- [Direction] Look through the lines below and extract any with the word "August".

═══ Supplied entries ═══

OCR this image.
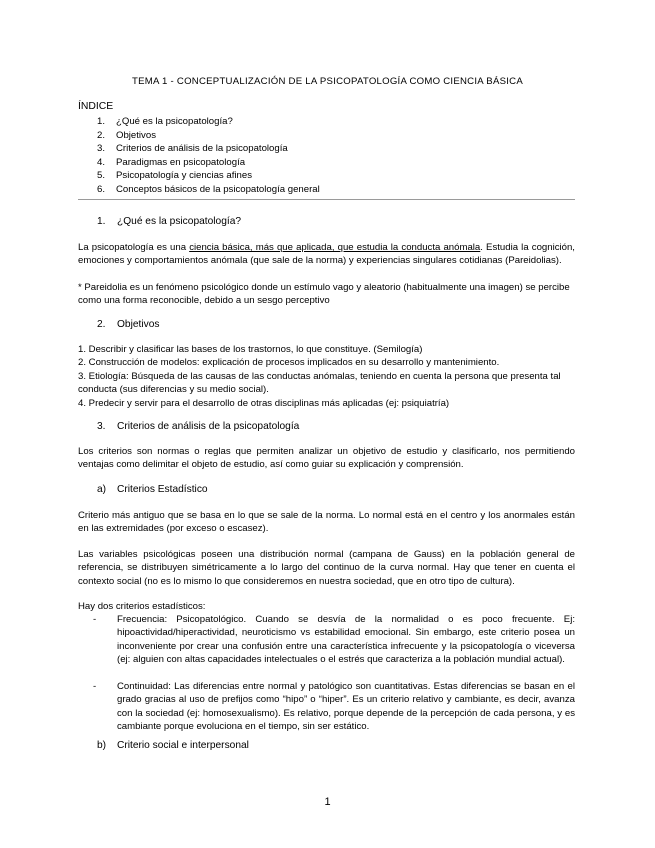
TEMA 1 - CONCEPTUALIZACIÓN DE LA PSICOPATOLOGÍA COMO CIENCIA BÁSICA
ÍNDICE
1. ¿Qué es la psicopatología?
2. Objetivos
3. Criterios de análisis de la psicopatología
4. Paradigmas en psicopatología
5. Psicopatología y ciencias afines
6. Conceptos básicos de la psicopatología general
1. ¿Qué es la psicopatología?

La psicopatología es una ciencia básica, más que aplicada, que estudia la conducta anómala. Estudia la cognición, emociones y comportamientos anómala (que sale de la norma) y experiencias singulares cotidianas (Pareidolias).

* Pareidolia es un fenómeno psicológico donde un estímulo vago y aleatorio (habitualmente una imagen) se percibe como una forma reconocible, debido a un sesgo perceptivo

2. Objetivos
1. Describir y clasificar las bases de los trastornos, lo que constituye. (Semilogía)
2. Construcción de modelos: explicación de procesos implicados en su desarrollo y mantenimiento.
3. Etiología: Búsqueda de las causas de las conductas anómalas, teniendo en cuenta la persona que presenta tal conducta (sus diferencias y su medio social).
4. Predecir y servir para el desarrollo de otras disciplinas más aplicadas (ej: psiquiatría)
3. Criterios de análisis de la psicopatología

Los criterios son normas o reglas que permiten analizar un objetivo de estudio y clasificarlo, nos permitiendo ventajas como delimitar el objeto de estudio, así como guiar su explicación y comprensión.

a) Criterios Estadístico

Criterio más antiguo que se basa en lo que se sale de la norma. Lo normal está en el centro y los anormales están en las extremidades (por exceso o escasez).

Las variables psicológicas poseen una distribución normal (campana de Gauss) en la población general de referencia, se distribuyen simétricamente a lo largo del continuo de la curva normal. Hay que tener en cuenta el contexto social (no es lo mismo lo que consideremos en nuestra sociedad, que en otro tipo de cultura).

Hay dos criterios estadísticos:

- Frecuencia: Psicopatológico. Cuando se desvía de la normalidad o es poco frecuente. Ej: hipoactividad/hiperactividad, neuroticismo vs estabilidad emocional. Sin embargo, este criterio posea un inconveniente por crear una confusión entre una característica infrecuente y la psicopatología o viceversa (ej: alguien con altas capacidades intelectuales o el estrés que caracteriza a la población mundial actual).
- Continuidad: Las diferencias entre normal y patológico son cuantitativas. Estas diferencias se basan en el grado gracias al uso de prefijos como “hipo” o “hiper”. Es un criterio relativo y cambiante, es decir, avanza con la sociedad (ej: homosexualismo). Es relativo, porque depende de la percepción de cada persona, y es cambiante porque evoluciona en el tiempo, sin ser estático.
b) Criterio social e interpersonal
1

═══
═══ Supplied entries ═══

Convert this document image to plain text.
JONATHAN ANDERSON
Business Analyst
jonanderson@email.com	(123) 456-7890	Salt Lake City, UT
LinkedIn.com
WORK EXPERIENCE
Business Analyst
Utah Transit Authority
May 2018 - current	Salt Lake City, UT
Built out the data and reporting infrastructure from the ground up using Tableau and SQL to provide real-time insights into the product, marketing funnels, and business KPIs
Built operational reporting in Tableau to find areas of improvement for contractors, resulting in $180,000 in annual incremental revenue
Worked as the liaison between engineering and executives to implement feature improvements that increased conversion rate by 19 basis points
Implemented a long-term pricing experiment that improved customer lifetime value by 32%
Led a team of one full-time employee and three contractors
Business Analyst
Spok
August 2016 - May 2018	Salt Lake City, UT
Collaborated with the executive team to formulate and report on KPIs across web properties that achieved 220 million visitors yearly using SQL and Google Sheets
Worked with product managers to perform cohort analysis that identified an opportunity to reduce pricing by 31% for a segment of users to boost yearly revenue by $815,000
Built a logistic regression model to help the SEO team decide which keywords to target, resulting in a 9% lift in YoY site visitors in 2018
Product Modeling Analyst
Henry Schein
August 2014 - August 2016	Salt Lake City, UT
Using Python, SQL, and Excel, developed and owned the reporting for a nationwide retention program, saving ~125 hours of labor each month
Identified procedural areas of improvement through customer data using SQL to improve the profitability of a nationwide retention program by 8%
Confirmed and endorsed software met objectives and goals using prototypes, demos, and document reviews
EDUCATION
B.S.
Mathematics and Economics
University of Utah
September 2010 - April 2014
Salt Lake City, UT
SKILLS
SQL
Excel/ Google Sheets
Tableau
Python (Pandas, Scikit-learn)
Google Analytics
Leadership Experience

═══
═══ Supplied entries ═══

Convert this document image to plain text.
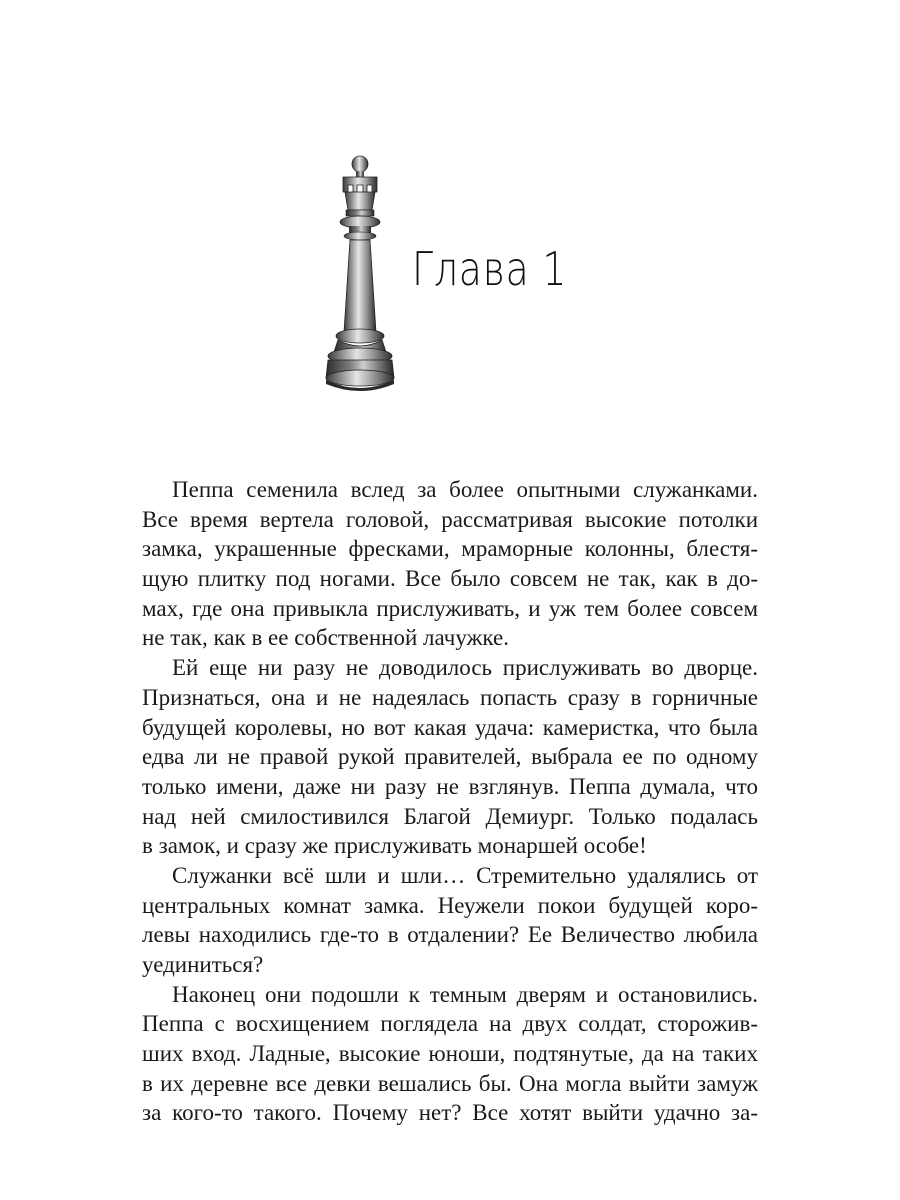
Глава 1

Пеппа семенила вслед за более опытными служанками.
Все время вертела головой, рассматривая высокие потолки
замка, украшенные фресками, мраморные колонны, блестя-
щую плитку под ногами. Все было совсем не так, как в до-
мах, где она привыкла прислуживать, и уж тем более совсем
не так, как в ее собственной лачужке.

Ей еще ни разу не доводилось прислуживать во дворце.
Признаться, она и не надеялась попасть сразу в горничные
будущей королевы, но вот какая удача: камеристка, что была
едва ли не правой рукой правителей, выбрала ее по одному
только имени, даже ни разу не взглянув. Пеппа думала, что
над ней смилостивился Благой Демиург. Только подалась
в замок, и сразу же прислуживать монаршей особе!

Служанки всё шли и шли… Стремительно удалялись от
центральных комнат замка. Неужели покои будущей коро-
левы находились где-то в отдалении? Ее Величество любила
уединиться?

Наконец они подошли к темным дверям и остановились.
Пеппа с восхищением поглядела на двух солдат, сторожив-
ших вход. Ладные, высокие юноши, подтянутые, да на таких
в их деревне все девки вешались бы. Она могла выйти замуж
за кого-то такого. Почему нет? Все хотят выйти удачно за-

═══

- [Output]
August 2016 - May 2018	Salt Lake City, UT
August 2014 - August 2016	Salt Lake City, UT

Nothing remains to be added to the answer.